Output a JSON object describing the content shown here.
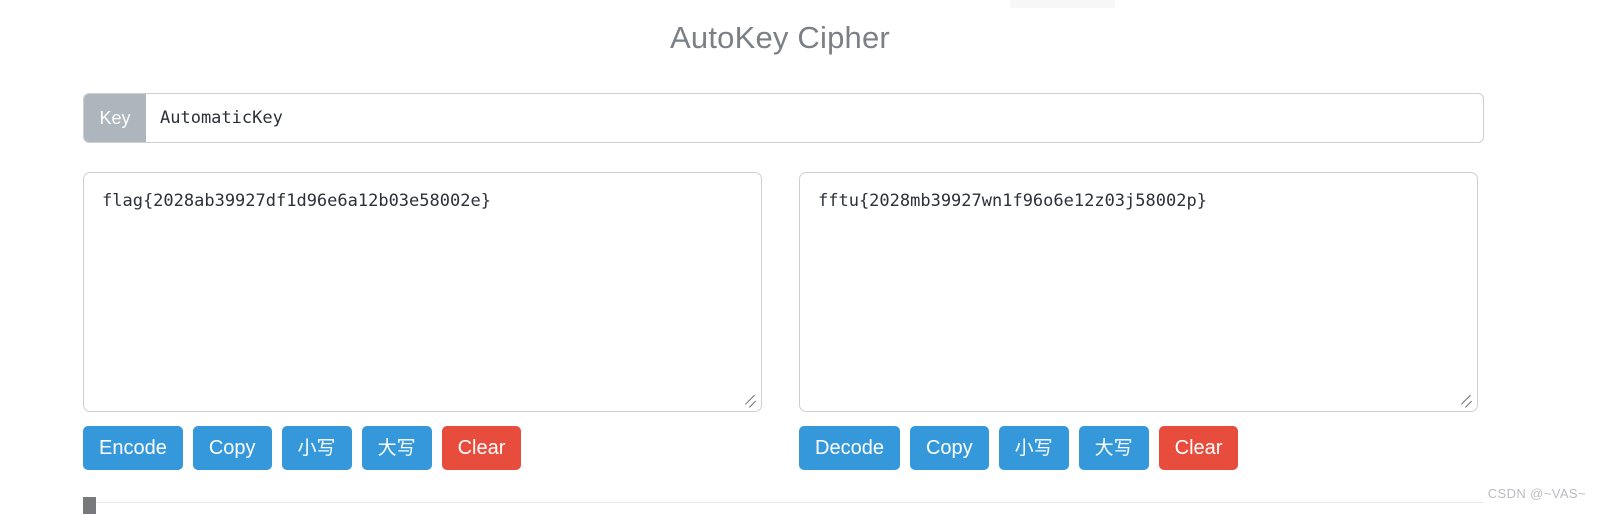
{
  "page": {
    "title": "AutoKey Cipher",
    "watermark": "CSDN @~VAS~"
  },
  "colors": {
    "title": "#7b8086",
    "primary_button": "#3498db",
    "danger_button": "#e74c3c",
    "addon_background": "#adb5bd",
    "border": "#ccd0d4"
  },
  "key_field": {
    "label": "Key",
    "value": "AutomaticKey",
    "placeholder": "Key"
  },
  "panels": [
    {
      "id": "plaintext",
      "textarea": {
        "value": "flag{2028ab39927df1d96e6a12b03e58002e}",
        "placeholder": ""
      },
      "buttons": [
        {
          "label": "Encode",
          "style": "blue",
          "name": "encode-button"
        },
        {
          "label": "Copy",
          "style": "blue",
          "name": "copy-button"
        },
        {
          "label": "小写",
          "style": "blue",
          "name": "lowercase-button"
        },
        {
          "label": "大写",
          "style": "blue",
          "name": "uppercase-button"
        },
        {
          "label": "Clear",
          "style": "red",
          "name": "clear-button"
        }
      ]
    },
    {
      "id": "ciphertext",
      "textarea": {
        "value": "fftu{2028mb39927wn1f96o6e12z03j58002p}",
        "placeholder": ""
      },
      "buttons": [
        {
          "label": "Decode",
          "style": "blue",
          "name": "decode-button"
        },
        {
          "label": "Copy",
          "style": "blue",
          "name": "copy-button"
        },
        {
          "label": "小写",
          "style": "blue",
          "name": "lowercase-button"
        },
        {
          "label": "大写",
          "style": "blue",
          "name": "uppercase-button"
        },
        {
          "label": "Clear",
          "style": "red",
          "name": "clear-button"
        }
      ]
    }
  ]
}
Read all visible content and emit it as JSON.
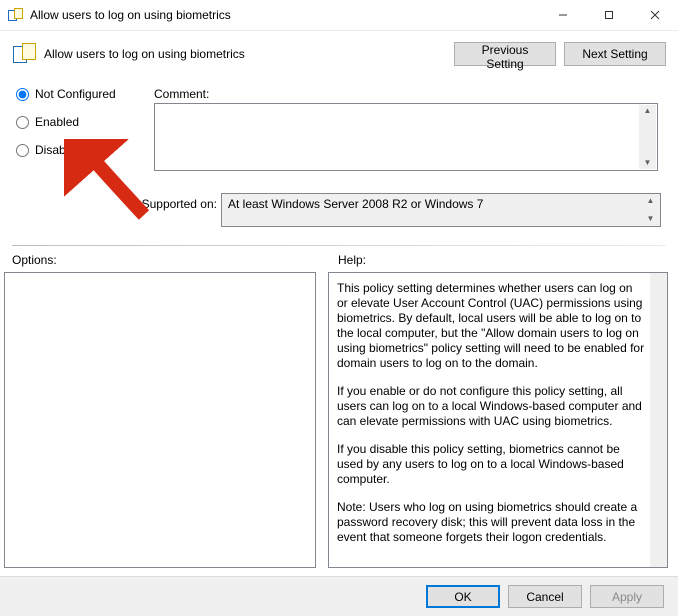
{
  "window": {
    "title": "Allow users to log on using biometrics"
  },
  "header": {
    "title": "Allow users to log on using biometrics",
    "previous": "Previous Setting",
    "next": "Next Setting"
  },
  "state": {
    "not_configured": "Not Configured",
    "enabled": "Enabled",
    "disabled": "Disabled",
    "selected": "not_configured"
  },
  "comment": {
    "label": "Comment:",
    "value": ""
  },
  "supported": {
    "label": "Supported on:",
    "value": "At least Windows Server 2008 R2 or Windows 7"
  },
  "options": {
    "label": "Options:"
  },
  "help": {
    "label": "Help:",
    "paragraphs": [
      "This policy setting determines whether users can log on or elevate User Account Control (UAC) permissions using biometrics.  By default, local users will be able to log on to the local computer, but the \"Allow domain users to log on using biometrics\" policy setting will need to be enabled for domain users to log on to the domain.",
      "If you enable or do not configure this policy setting, all users can log on to a local Windows-based computer and can elevate permissions with UAC using biometrics.",
      "If you disable this policy setting, biometrics cannot be used by any users to log on to a local Windows-based computer.",
      "Note: Users who log on using biometrics should create a password recovery disk; this will prevent data loss in the event that someone forgets their logon credentials."
    ]
  },
  "buttons": {
    "ok": "OK",
    "cancel": "Cancel",
    "apply": "Apply"
  },
  "icons": {
    "arrow_color": "#d62a12"
  }
}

+===+

- THE TASK: In the copy, leave out all pictures, and retype exactly each line from the one with "Read all visible content and emit it as JSON." through the last line of the entries.

- TASK OUTPUT:
Read all visible content and emit it as JSON.
{
  "window": {
    "title": "Allow users to log on using biometrics"
  },
  "header": {
    "title": "Allow users to log on using biometrics",
    "previous": "Previous Setting",
    "next": "Next Setting"
  },
  "state": {
    "not_configured": "Not Configured",
    "enabled": "Enabled",
    "disabled": "Disabled",
    "selected": "not_configured"
  },
  "comment": {
    "label": "Comment:",
    "value": ""
  },
  "supported": {
    "label": "Supported on:",
    "value": "At least Windows Server 2008 R2 or Windows 7"
  },
  "options": {
    "label": "Options:"
  },
  "help": {
    "label": "Help:",
    "paragraphs": [
      "This policy setting determines whether users can log on or elevate User Account Control (UAC) permissions using biometrics.  By default, local users will be able to log on to the local computer, but the \"Allow domain users to log on using biometrics\" policy setting will need to be enabled for domain users to log on to the domain.",
      "If you enable or do not configure this policy setting, all users can log on to a local Windows-based computer and can elevate permissions with UAC using biometrics.",
      "If you disable this policy setting, biometrics cannot be used by any users to log on to a local Windows-based computer.",
      "Note: Users who log on using biometrics should create a password recovery disk; this will prevent data loss in the event that someone forgets their logon credentials."
    ]
  },
  "buttons": {
    "ok": "OK",
    "cancel": "Cancel",
    "apply": "Apply"
  },
  "icons": {
    "arrow_color": "#d62a12"
  }
}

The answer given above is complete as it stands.